Excerpt provided
++++++

I solved it using just SQL. Here's how I did.
First of all, we need a query that, for each rows, shows the distance in rows from the last period:
Period SecID Price Row
===============================
201206 1 105 4
201207 1 100 3
201208 1 95 2
201209 1 90 1
201210 1 85 0
201207 2 95 3
201208 2 100 2
201209 2 103 1
201210 2 99 0
we will call it PriceTable_Ordered:
SELECT
PriceTable.Period,
PriceTable.SecID,
PriceTable.Price,
(select count(*) from PriceTable PriceTable_1
where PriceTable_1.SecID = PriceTable.SecID
AND PriceTable_1.Period > PriceTable.Period) AS Row
FROM PriceTable;
Now to calculate the Delta, and showing if the Delta is more than the threesold, we can use this query that we will call PriceTable_Total1:
SELECT
PriceTable_Ordered.*,
PriceTable_Ordered_1.Price,
(PriceTable_Ordered.Price-PriceTable_Ordered_1.Price)/(PriceTable_Ordered_1.Price) AS Delta,
iif((ABS(Delta*100)>3),"Y","N") AS DeltaThreesold
FROM
PriceTable_Ordered LEFT JOIN PriceTable_Ordered AS PriceTable_Ordered_1
ON (PriceTable_Ordered.SecID = PriceTable_Ordered_1.SecID)

++++++

Stored entries
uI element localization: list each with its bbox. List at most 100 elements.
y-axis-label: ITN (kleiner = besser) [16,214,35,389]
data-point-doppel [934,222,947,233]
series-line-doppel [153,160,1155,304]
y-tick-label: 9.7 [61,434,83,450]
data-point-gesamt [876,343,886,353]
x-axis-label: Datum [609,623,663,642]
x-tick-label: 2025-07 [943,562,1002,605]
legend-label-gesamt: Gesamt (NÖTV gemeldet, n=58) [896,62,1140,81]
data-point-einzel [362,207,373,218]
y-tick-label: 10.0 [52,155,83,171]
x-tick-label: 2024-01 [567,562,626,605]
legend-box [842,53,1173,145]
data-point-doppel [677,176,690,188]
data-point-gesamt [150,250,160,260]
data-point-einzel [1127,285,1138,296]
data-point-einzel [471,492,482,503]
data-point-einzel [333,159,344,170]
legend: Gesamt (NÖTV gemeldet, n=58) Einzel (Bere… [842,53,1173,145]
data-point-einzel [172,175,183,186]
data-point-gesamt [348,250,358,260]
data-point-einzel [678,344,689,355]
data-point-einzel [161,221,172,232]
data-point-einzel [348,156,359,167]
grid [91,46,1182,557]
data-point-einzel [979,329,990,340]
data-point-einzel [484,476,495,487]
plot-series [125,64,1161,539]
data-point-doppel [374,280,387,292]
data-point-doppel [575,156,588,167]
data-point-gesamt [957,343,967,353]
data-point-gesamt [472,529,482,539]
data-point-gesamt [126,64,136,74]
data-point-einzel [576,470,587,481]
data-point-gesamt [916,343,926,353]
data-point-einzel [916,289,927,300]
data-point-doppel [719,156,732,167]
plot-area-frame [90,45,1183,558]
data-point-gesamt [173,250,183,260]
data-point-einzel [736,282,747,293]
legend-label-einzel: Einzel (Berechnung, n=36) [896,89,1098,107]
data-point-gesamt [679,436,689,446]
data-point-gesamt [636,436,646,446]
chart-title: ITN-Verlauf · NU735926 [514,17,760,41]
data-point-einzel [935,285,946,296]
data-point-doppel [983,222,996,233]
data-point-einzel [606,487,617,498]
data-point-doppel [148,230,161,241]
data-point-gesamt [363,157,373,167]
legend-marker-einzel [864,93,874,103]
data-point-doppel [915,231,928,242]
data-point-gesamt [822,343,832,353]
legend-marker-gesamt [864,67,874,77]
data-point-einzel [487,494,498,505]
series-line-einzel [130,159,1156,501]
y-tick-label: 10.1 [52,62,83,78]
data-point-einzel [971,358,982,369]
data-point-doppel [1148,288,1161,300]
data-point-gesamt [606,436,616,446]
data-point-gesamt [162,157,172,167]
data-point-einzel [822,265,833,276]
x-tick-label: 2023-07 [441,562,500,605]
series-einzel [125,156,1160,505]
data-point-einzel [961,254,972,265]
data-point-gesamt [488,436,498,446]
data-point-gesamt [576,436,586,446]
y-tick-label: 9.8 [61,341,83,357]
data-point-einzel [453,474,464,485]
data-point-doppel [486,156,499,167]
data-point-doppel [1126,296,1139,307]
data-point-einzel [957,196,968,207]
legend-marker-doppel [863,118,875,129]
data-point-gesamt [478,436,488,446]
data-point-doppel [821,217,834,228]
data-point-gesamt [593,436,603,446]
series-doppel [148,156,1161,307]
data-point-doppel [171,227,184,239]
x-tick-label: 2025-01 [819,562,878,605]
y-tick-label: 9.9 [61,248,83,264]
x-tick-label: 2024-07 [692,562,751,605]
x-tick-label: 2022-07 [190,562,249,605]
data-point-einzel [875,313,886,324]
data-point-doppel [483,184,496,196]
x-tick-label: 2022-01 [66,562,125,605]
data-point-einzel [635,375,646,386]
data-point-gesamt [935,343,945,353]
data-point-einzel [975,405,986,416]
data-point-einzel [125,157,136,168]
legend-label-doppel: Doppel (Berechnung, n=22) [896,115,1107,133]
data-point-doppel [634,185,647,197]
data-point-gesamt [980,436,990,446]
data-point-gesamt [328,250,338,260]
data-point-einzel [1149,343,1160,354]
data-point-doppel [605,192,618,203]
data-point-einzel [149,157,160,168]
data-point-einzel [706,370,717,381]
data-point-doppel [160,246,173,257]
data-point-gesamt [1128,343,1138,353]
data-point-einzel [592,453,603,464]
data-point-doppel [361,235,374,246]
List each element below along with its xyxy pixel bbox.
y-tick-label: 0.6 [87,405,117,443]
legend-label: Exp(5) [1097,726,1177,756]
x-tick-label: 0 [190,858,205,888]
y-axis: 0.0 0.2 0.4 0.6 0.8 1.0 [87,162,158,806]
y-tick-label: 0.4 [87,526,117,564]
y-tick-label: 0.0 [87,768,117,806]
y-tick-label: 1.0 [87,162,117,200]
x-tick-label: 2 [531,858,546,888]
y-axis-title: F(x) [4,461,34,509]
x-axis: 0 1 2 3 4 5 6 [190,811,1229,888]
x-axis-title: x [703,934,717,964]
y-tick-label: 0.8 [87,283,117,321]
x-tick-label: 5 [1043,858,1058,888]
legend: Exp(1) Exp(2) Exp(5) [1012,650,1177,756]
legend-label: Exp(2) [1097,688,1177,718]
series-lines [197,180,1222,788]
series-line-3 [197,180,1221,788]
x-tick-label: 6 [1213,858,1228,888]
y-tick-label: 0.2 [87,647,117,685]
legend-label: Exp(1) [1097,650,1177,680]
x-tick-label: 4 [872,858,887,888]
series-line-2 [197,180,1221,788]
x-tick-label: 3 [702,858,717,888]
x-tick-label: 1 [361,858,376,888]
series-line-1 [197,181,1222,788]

++++++

Answer these questions from the SQL solution:
1. What name is given to the query that shows each row's distance from the last period?
2. In the sample output, what is the Row value for SecID 2 in period 201207?
3. What name is given to the query that calculates the Delta?

Written response
1. PriceTable_Ordered
2. 3
3. PriceTable_Total1